# What you should do
Every entry that follows should be repeated exactly; drop the images.

-- Start --

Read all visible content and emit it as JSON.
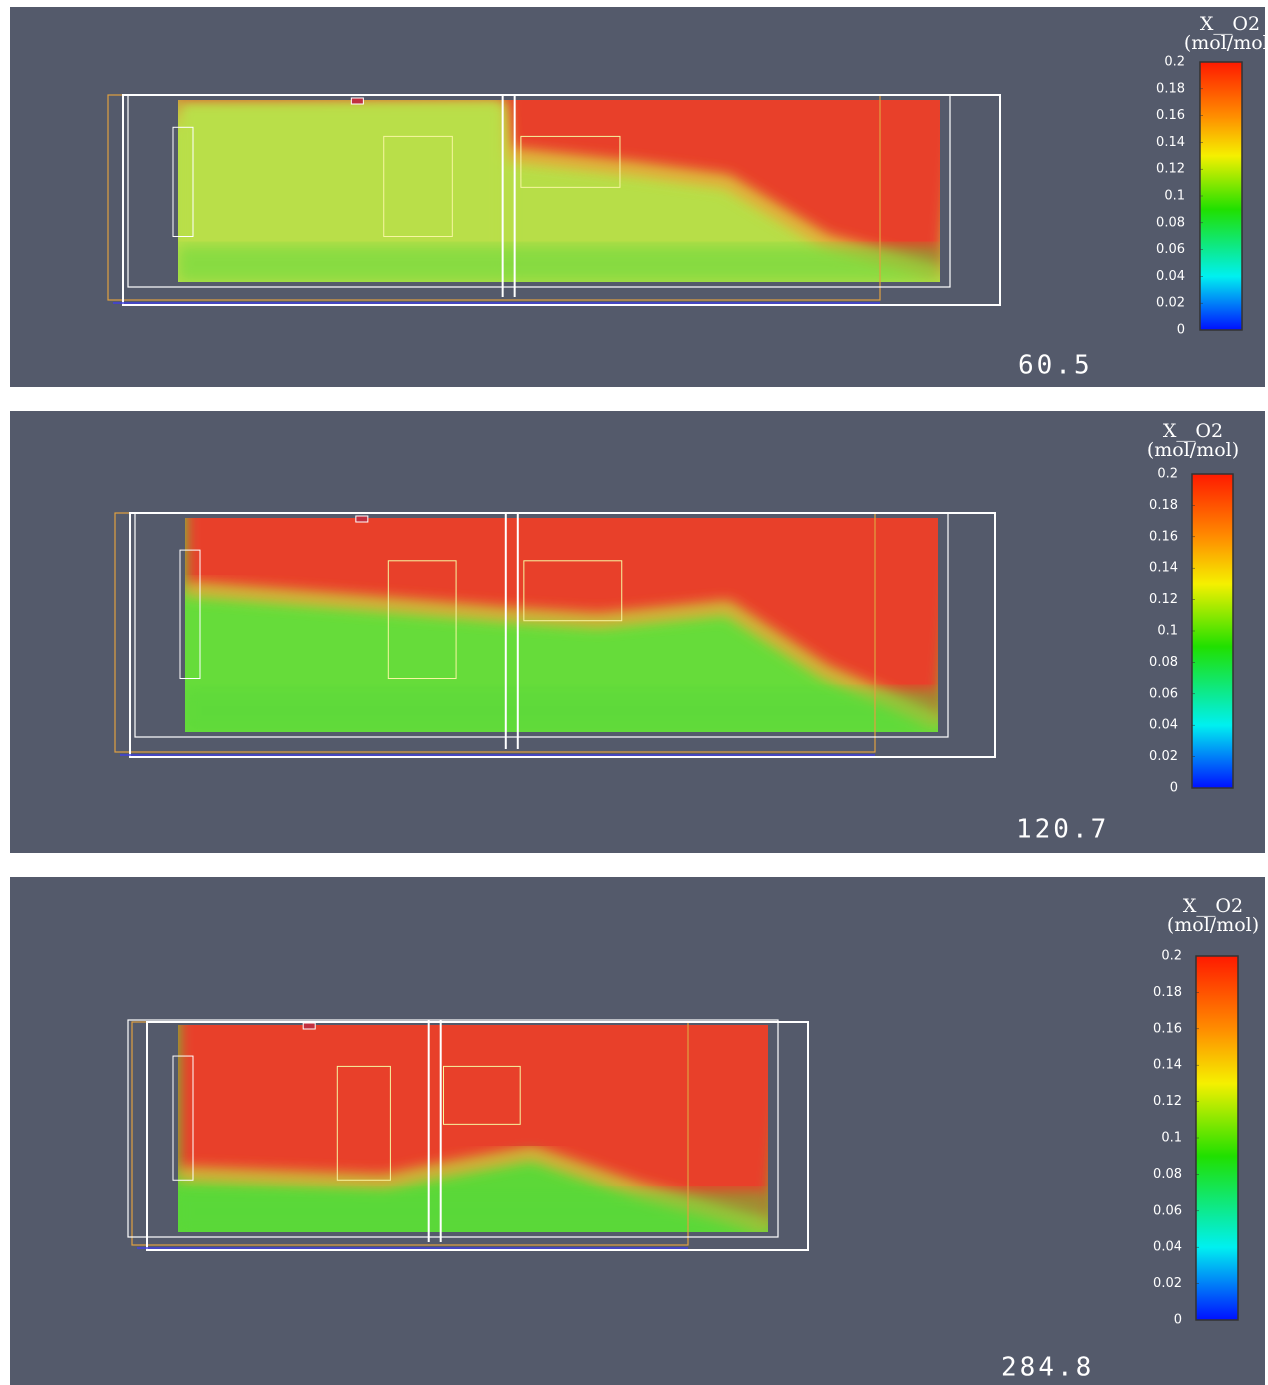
{
  "panels": [
    {
      "colorbar": {
        "title": "X__O2",
        "unit": "(mol/mol)",
        "ticks": [
          0.2,
          0.18,
          0.16,
          0.14,
          0.12,
          0.1,
          0.08,
          0.06,
          0.04,
          0.02,
          0
        ]
      },
      "time": 60.5
    },
    {
      "colorbar": {
        "title": "X__O2",
        "unit": "(mol/mol)",
        "ticks": [
          0.2,
          0.18,
          0.16,
          0.14,
          0.12,
          0.1,
          0.08,
          0.06,
          0.04,
          0.02,
          0
        ]
      },
      "time": 120.7
    },
    {
      "colorbar": {
        "title": "X__O2",
        "unit": "(mol/mol)",
        "ticks": [
          0.2,
          0.18,
          0.16,
          0.14,
          0.12,
          0.1,
          0.08,
          0.06,
          0.04,
          0.02,
          0
        ]
      },
      "time": 284.8
    }
  ]
}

-- End --

# Written response
Read all visible content and emit it as JSON.
{
  "panels": [
    {
      "colorbar": {
        "title": "X__O2",
        "unit": "(mol/mol)",
        "ticks": [
          0.2,
          0.18,
          0.16,
          0.14,
          0.12,
          0.1,
          0.08,
          0.06,
          0.04,
          0.02,
          0
        ]
      },
      "time": 60.5
    },
    {
      "colorbar": {
        "title": "X__O2",
        "unit": "(mol/mol)",
        "ticks": [
          0.2,
          0.18,
          0.16,
          0.14,
          0.12,
          0.1,
          0.08,
          0.06,
          0.04,
          0.02,
          0
        ]
      },
      "time": 120.7
    },
    {
      "colorbar": {
        "title": "X__O2",
        "unit": "(mol/mol)",
        "ticks": [
          0.2,
          0.18,
          0.16,
          0.14,
          0.12,
          0.1,
          0.08,
          0.06,
          0.04,
          0.02,
          0
        ]
      },
      "time": 284.8
    }
  ]
}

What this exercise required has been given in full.